_Task goal_
Write out each record below exactly as it appears, with no pictures.
-- begin --
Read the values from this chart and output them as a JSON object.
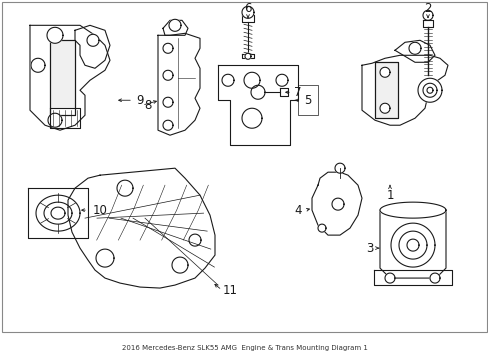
{
  "title": "2016 Mercedes-Benz SLK55 AMG\nEngine & Trans Mounting Diagram 1",
  "background_color": "#ffffff",
  "line_color": "#1a1a1a",
  "fig_width": 4.89,
  "fig_height": 3.6,
  "dpi": 100,
  "border_color": "#cccccc",
  "label_fontsize": 8.5
}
-- end --
_Result of the exercise_
Read the values from this chart and output them as a JSON object.
{
  "title": "2016 Mercedes-Benz SLK55 AMG\nEngine & Trans Mounting Diagram 1",
  "background_color": "#ffffff",
  "line_color": "#1a1a1a",
  "fig_width": 4.89,
  "fig_height": 3.6,
  "dpi": 100,
  "border_color": "#cccccc",
  "label_fontsize": 8.5
}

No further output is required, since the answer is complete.